### Task statement
Copy each line of the material below that includes the string "Best".

### Extracted data
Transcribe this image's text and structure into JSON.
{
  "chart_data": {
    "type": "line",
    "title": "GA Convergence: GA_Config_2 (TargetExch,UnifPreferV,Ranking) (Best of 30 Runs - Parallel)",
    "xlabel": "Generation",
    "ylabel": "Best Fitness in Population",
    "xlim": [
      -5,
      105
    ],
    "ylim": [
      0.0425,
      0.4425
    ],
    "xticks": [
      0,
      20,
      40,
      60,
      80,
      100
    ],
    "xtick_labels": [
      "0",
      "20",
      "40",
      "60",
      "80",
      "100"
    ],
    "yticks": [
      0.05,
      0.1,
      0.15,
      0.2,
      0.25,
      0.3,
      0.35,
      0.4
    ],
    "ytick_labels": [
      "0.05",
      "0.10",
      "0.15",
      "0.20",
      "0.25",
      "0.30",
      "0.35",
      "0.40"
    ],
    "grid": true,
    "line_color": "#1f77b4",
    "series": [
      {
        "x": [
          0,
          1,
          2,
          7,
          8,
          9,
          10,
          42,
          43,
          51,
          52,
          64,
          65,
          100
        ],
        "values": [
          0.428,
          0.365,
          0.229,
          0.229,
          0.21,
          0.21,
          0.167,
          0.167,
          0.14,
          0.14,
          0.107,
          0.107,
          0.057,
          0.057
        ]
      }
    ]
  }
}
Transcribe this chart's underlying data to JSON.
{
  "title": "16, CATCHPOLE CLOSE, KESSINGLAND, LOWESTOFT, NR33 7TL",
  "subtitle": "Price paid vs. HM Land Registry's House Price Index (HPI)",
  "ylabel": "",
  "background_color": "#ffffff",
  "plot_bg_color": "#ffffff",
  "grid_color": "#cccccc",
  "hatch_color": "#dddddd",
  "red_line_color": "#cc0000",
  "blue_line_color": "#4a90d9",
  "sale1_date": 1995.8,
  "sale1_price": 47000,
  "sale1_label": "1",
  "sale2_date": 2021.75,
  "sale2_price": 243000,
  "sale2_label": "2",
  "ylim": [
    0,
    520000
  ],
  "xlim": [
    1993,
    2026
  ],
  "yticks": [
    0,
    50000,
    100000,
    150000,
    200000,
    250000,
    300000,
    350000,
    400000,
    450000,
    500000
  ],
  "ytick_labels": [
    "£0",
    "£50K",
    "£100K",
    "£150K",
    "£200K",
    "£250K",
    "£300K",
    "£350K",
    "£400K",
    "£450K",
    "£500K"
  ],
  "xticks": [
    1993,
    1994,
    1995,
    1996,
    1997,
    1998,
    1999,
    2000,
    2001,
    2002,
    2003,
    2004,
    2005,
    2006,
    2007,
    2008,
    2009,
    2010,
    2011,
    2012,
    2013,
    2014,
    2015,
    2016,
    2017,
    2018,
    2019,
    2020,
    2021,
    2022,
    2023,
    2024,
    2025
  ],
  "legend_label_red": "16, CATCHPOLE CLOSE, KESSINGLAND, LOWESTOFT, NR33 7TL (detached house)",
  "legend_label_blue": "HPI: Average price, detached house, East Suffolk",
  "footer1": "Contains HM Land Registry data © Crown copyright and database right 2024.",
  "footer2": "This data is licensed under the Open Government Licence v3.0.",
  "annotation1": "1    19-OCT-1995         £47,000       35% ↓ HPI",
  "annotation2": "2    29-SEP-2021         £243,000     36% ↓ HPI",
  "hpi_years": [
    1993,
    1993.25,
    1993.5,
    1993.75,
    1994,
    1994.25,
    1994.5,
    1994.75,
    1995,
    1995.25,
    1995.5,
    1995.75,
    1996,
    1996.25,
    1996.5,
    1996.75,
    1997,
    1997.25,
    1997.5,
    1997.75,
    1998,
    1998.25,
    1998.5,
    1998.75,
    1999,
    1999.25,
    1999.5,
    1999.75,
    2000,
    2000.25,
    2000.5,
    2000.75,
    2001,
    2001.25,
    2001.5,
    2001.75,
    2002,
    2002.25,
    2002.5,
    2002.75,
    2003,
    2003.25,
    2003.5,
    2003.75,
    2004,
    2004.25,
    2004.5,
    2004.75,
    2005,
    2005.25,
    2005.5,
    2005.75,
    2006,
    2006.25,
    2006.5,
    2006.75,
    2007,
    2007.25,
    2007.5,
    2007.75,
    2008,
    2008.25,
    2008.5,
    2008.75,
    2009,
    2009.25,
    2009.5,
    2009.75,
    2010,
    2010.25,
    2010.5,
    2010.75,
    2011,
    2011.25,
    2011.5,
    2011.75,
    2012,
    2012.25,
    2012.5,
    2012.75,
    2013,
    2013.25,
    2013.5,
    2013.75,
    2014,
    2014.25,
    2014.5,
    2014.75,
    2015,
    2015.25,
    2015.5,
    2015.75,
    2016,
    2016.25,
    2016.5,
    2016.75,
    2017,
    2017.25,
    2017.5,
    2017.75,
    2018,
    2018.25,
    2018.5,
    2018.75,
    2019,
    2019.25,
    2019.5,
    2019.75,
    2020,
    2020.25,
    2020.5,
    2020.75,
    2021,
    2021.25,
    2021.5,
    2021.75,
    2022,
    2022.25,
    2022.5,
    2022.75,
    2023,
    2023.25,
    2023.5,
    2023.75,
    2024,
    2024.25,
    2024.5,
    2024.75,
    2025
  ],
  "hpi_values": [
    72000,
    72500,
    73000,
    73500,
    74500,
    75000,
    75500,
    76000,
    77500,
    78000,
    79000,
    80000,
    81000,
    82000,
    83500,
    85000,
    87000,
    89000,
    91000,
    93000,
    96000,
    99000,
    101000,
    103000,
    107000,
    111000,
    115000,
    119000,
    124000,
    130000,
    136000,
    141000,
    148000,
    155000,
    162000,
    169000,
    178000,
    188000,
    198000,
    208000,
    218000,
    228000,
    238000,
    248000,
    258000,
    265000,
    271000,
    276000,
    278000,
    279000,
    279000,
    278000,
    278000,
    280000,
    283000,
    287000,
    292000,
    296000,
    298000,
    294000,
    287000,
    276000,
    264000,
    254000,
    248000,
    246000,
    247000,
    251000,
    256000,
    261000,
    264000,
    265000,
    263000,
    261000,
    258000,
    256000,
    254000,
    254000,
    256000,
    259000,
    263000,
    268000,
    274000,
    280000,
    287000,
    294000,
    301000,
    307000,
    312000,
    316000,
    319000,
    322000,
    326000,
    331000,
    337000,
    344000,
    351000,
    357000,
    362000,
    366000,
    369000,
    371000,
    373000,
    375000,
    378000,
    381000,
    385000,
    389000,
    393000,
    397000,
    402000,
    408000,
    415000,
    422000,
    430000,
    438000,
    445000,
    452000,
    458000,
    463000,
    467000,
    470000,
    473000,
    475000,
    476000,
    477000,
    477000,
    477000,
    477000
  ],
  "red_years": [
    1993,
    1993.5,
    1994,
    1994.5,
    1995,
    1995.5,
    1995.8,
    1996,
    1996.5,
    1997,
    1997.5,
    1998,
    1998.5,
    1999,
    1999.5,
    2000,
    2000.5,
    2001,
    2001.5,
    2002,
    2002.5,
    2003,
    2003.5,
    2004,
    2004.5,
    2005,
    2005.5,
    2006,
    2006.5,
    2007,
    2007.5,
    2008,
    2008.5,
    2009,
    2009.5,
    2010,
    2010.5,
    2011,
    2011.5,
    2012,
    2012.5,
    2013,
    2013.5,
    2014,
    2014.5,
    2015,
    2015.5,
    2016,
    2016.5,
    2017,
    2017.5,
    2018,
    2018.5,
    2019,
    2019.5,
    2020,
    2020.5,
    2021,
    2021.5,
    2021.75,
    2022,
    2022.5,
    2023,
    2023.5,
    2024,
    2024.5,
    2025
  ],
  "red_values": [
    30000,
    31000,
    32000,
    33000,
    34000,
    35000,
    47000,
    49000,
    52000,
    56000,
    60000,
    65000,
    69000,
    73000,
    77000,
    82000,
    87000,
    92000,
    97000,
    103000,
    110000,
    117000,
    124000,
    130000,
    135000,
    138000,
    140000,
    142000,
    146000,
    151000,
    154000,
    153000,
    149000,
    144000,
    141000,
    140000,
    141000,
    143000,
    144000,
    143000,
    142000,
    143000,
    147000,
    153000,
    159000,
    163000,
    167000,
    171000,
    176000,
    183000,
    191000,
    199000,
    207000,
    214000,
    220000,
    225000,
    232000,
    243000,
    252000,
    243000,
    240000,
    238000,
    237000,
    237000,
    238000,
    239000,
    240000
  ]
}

### Correct answer
    "title": "GA Convergence: GA_Config_2 (TargetExch,UnifPreferV,Ranking) (Best of 30 Runs - Parallel)",
    "ylabel": "Best Fitness in Population",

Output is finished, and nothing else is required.